*What the exercise asks*. Write out the records below once more, exactly as they stand.
****************************************
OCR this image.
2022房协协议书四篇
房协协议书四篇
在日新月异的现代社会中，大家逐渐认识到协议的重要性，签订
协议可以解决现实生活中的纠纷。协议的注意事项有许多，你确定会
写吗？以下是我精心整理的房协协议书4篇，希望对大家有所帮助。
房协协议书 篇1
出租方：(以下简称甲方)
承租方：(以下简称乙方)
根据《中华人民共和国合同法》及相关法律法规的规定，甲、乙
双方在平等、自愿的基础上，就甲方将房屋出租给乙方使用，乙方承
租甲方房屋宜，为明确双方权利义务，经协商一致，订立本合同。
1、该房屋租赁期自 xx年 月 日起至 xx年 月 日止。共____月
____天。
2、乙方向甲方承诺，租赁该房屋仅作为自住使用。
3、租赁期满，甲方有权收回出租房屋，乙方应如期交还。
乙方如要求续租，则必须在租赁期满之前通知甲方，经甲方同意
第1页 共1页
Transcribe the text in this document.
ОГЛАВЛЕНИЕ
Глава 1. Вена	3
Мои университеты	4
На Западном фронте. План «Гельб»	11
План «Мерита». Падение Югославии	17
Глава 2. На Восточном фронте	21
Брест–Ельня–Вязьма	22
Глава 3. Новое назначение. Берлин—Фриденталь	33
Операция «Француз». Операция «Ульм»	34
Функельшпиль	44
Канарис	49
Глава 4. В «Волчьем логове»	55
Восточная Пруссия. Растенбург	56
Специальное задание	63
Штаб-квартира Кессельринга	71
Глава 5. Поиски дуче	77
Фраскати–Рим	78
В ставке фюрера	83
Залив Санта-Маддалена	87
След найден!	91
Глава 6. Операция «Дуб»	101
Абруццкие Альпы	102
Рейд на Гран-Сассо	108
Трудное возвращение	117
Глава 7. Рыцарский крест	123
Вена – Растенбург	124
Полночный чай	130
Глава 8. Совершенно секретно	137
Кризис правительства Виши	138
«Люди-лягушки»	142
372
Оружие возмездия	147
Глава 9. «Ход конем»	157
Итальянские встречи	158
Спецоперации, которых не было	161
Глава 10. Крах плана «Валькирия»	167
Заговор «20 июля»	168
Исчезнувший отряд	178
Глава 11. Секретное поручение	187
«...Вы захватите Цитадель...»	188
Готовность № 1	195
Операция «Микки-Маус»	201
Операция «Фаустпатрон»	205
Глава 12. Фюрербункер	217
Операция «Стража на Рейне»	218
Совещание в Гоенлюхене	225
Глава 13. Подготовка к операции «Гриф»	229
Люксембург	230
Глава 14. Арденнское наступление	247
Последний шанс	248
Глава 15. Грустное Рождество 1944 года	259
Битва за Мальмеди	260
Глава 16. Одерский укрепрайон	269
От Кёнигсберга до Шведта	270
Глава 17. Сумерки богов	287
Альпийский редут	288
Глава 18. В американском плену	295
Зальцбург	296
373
****************************************
*Response for this exercise*.
OCR this image.
2022房协协议书四篇
房协协议书四篇
在日新月异的现代社会中，大家逐渐认识到协议的重要性，签订
协议可以解决现实生活中的纠纷。协议的注意事项有许多，你确定会
写吗？以下是我精心整理的房协协议书4篇，希望对大家有所帮助。
房协协议书 篇1
出租方：(以下简称甲方)
承租方：(以下简称乙方)
根据《中华人民共和国合同法》及相关法律法规的规定，甲、乙
双方在平等、自愿的基础上，就甲方将房屋出租给乙方使用，乙方承
租甲方房屋宜，为明确双方权利义务，经协商一致，订立本合同。
1、该房屋租赁期自 xx年 月 日起至 xx年 月 日止。共____月
____天。
2、乙方向甲方承诺，租赁该房屋仅作为自住使用。
3、租赁期满，甲方有权收回出租房屋，乙方应如期交还。
乙方如要求续租，则必须在租赁期满之前通知甲方，经甲方同意
第1页 共1页
Transcribe the text in this document.
ОГЛАВЛЕНИЕ
Глава 1. Вена	3
Мои университеты	4
На Западном фронте. План «Гельб»	11
План «Мерита». Падение Югославии	17
Глава 2. На Восточном фронте	21
Брест–Ельня–Вязьма	22
Глава 3. Новое назначение. Берлин—Фриденталь	33
Операция «Француз». Операция «Ульм»	34
Функельшпиль	44
Канарис	49
Глава 4. В «Волчьем логове»	55
Восточная Пруссия. Растенбург	56
Специальное задание	63
Штаб-квартира Кессельринга	71
Глава 5. Поиски дуче	77
Фраскати–Рим	78
В ставке фюрера	83
Залив Санта-Маддалена	87
След найден!	91
Глава 6. Операция «Дуб»	101
Абруццкие Альпы	102
Рейд на Гран-Сассо	108
Трудное возвращение	117
Глава 7. Рыцарский крест	123
Вена – Растенбург	124
Полночный чай	130
Глава 8. Совершенно секретно	137
Кризис правительства Виши	138
«Люди-лягушки»	142
372
Оружие возмездия	147
Глава 9. «Ход конем»	157
Итальянские встречи	158
Спецоперации, которых не было	161
Глава 10. Крах плана «Валькирия»	167
Заговор «20 июля»	168
Исчезнувший отряд	178
Глава 11. Секретное поручение	187
«...Вы захватите Цитадель...»	188
Готовность № 1	195
Операция «Микки-Маус»	201
Операция «Фаустпатрон»	205
Глава 12. Фюрербункер	217
Операция «Стража на Рейне»	218
Совещание в Гоенлюхене	225
Глава 13. Подготовка к операции «Гриф»	229
Люксембург	230
Глава 14. Арденнское наступление	247
Последний шанс	248
Глава 15. Грустное Рождество 1944 года	259
Битва за Мальмеди	260
Глава 16. Одерский укрепрайон	269
От Кёнигсберга до Шведта	270
Глава 17. Сумерки богов	287
Альпийский редут	288
Глава 18. В американском плену	295
Зальцбург	296
373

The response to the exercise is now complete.